Please answer these questions from the text on NHTSA's driver distraction guidelines:
1. In what year did the Consumer Electronics Association start its working group on portable electronic devices used by drivers?
2. On what date did NHTSA issue the first phase of its Driver Distraction Guidelines?
3. How many panels of invited experts will the public meeting include?

>> Start Source text

In 2013, the Consumer Electronics Association (CEA) initiated a Working Group to develop industry-based recommended practices for portable electronic devices used by drivers in vehicles (formally named R6 WG18 Driver-Device Interface Working Group). The voluntary recommended practices are intended to address the issue of driver distraction related to the use of portable electronic devices. The recommendations are intended to be used by consumers, portable electronic device manufacturers, software developers, and any other interested parties to improve the safety of driving and non-driving-related task performance. NHTSA was invited to participate in this activity and has sent liaisons to the working group meetings since its inception. To aid this process, NHTSA has provided explanations and the rationales for aspects of NHTSA's Visual-Manual Driver Distraction Guidelines, as well as participated in discussions regarding applying those basic principles to the complex multi-part ecosystem of portable electronic devices. The working group has stated that it will use the principles that NHTSA established with its Phase 1 Guidelines to guide its work.

Driver Distraction Guidelines

The NHTSA Driver Distraction Guidelines are meant to promote safety by discouraging the introduction of excessively distracting devices in vehicles. On April 26, 2013, NHTSA issued the first phase of these guidelines.[1] The Phase 1 Guidelines cover original equipment (OE) in-vehicle (i.e., integrated) electronic devices that are operated by the driver through visual-manual means (i.e., the driver looks at a device, manipulates a device-related control with his or her hand, and/or watches for visual feedback from the device). The Phase 2 Guidelines will apply to portable and aftermarket devices that are operated through visual-manual means and will be based on the same general principles as the Phase 1 Guidelines, namely:

  • The driver's eyes should usually be looking at the road ahead,
  • The driver should be able to keep at least one hand on the steering wheel,
  • Any task performed by a driver should be interruptible at any time,
  • The driver should control the human-machine interface and not vice versa, and
  • Displays should be easy for the driver to see.

Public Meeting

To support NHTSA's development of the Phase 2 Distraction Guidelines, NHTSA is hosting a public meeting to bring together vehicle manufacturers and suppliers, portable and aftermarket device manufacturers, portable and aftermarket device operating system providers, cellular service providers, industry associations, “app” developers, researchers, and consumer groups to discuss technical issues regarding the agency's development of Phase 2 Driver Distraction Guidelines for portable and aftermarket devices. NHTSA will present an overview of the Phase 1 Driver Distraction Guidelines as background for its presentation on the key technical issues in Phase 2. Industry associations will have the opportunity to present their own efforts to produce guidelines or recommended practices for portable and aftermarket devices that could be used by drivers inside the vehicle. The meeting will also include three panels of invited experts addressing the following technical topics: (1) vehicle and portable/aftermarket device pairing, (2) driver mode, and (3) advanced technologies such as heads-up displays and those that automatically distinguish between devices used by drivers and passengers.

>> End Source text
>> Start Recorded data

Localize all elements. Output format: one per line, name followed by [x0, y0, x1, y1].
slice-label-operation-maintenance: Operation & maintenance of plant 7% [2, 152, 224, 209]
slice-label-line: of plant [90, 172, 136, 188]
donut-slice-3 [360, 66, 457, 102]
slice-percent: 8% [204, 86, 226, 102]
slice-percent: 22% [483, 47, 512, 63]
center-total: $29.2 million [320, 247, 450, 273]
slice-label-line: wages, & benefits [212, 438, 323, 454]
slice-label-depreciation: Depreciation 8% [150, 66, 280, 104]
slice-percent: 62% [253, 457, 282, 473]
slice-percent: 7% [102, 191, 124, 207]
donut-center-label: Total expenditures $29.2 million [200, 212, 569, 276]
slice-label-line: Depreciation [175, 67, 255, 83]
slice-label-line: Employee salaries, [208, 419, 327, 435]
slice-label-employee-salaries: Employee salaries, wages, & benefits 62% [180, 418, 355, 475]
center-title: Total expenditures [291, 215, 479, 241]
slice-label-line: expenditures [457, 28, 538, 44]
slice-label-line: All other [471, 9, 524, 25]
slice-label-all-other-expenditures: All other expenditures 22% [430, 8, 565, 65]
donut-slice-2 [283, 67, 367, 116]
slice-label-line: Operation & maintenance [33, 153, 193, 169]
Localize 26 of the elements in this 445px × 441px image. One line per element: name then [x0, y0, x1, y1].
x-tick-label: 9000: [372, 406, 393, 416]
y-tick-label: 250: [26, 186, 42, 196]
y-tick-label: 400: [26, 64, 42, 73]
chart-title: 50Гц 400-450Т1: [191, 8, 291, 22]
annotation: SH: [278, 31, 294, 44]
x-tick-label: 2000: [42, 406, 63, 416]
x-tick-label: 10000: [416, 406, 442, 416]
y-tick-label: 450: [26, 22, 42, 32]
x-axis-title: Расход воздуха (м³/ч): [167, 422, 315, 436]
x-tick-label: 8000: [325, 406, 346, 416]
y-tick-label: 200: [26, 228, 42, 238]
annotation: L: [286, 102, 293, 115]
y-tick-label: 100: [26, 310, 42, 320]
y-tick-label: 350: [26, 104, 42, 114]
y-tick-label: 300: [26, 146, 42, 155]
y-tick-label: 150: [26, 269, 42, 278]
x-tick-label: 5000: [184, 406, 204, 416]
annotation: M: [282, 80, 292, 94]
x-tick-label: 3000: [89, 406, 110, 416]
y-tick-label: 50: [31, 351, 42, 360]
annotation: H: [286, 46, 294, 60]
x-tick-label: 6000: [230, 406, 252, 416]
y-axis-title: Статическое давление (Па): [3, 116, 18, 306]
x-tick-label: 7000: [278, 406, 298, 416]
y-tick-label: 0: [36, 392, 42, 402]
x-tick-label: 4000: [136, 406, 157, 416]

>> End Recorded data

Written answer:
1. 2013
2. April 26, 2013
3. Three